• _Figure content listings_
============
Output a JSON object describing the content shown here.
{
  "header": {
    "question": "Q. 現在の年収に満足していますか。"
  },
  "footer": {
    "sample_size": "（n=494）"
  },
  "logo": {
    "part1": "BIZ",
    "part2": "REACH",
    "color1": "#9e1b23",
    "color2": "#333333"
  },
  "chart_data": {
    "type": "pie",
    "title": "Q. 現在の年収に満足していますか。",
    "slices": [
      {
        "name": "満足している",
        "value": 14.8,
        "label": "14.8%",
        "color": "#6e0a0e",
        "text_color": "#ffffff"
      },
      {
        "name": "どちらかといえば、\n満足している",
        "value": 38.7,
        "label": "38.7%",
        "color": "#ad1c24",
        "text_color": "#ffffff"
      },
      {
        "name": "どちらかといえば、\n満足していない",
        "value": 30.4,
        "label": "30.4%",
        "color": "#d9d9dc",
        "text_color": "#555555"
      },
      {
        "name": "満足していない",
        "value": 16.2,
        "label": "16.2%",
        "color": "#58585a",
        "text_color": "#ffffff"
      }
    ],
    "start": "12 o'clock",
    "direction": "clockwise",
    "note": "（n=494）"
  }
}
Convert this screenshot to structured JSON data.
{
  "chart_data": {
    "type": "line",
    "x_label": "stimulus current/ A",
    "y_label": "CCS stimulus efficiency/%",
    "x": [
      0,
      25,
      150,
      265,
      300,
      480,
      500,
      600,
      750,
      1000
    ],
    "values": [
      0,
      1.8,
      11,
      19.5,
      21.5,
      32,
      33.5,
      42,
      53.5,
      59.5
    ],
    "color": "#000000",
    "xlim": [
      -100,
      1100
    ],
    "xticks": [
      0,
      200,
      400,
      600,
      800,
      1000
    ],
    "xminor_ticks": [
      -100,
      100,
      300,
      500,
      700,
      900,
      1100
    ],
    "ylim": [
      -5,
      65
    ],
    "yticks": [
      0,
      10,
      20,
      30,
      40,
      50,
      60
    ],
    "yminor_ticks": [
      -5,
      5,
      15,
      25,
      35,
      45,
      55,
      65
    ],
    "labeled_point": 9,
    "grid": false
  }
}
============
• _WHAT YOU HAVE TO DO_
Only the number is wanted: how many lines in the entries above contain the string "現在の年収に満足していますか"?

• _SOLUTION TO THIS EXERCISE_
2